Objective:
Quote the whole listing verbatim.

## Begin Records for processing

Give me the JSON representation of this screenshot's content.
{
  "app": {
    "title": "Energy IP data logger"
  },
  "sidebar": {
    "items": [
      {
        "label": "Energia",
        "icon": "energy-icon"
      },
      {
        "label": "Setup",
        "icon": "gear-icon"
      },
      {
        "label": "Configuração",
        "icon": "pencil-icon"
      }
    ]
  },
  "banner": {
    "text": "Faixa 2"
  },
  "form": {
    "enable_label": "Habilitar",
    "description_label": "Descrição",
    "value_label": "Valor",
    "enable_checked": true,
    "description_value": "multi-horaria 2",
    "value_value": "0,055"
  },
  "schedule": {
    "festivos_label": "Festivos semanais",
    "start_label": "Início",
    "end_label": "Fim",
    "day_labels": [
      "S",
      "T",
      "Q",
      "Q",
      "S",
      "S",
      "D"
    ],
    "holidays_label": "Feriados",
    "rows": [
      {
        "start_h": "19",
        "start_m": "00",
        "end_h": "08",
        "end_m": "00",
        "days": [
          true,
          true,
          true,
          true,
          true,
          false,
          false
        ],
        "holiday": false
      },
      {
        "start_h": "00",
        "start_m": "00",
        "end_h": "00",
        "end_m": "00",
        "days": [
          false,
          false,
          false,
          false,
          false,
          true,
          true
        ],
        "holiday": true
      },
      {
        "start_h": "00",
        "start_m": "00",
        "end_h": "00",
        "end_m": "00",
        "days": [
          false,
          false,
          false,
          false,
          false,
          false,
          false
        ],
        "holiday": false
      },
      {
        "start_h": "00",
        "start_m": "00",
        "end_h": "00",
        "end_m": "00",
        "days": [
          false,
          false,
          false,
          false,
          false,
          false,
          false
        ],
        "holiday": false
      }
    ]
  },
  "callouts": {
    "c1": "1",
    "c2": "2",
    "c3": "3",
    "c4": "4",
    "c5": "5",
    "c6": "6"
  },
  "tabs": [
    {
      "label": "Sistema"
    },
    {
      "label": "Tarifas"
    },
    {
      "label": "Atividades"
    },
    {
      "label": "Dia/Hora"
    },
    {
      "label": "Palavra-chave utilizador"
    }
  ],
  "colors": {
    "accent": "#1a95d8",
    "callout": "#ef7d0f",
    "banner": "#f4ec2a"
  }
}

## End Records for processing

Written solution:
Give me the JSON representation of this screenshot's content.
{
  "app": {
    "title": "Energy IP data logger"
  },
  "sidebar": {
    "items": [
      {
        "label": "Energia",
        "icon": "energy-icon"
      },
      {
        "label": "Setup",
        "icon": "gear-icon"
      },
      {
        "label": "Configuração",
        "icon": "pencil-icon"
      }
    ]
  },
  "banner": {
    "text": "Faixa 2"
  },
  "form": {
    "enable_label": "Habilitar",
    "description_label": "Descrição",
    "value_label": "Valor",
    "enable_checked": true,
    "description_value": "multi-horaria 2",
    "value_value": "0,055"
  },
  "schedule": {
    "festivos_label": "Festivos semanais",
    "start_label": "Início",
    "end_label": "Fim",
    "day_labels": [
      "S",
      "T",
      "Q",
      "Q",
      "S",
      "S",
      "D"
    ],
    "holidays_label": "Feriados",
    "rows": [
      {
        "start_h": "19",
        "start_m": "00",
        "end_h": "08",
        "end_m": "00",
        "days": [
          true,
          true,
          true,
          true,
          true,
          false,
          false
        ],
        "holiday": false
      },
      {
        "start_h": "00",
        "start_m": "00",
        "end_h": "00",
        "end_m": "00",
        "days": [
          false,
          false,
          false,
          false,
          false,
          true,
          true
        ],
        "holiday": true
      },
      {
        "start_h": "00",
        "start_m": "00",
        "end_h": "00",
        "end_m": "00",
        "days": [
          false,
          false,
          false,
          false,
          false,
          false,
          false
        ],
        "holiday": false
      },
      {
        "start_h": "00",
        "start_m": "00",
        "end_h": "00",
        "end_m": "00",
        "days": [
          false,
          false,
          false,
          false,
          false,
          false,
          false
        ],
        "holiday": false
      }
    ]
  },
  "callouts": {
    "c1": "1",
    "c2": "2",
    "c3": "3",
    "c4": "4",
    "c5": "5",
    "c6": "6"
  },
  "tabs": [
    {
      "label": "Sistema"
    },
    {
      "label": "Tarifas"
    },
    {
      "label": "Atividades"
    },
    {
      "label": "Dia/Hora"
    },
    {
      "label": "Palavra-chave utilizador"
    }
  ],
  "colors": {
    "accent": "#1a95d8",
    "callout": "#ef7d0f",
    "banner": "#f4ec2a"
  }
}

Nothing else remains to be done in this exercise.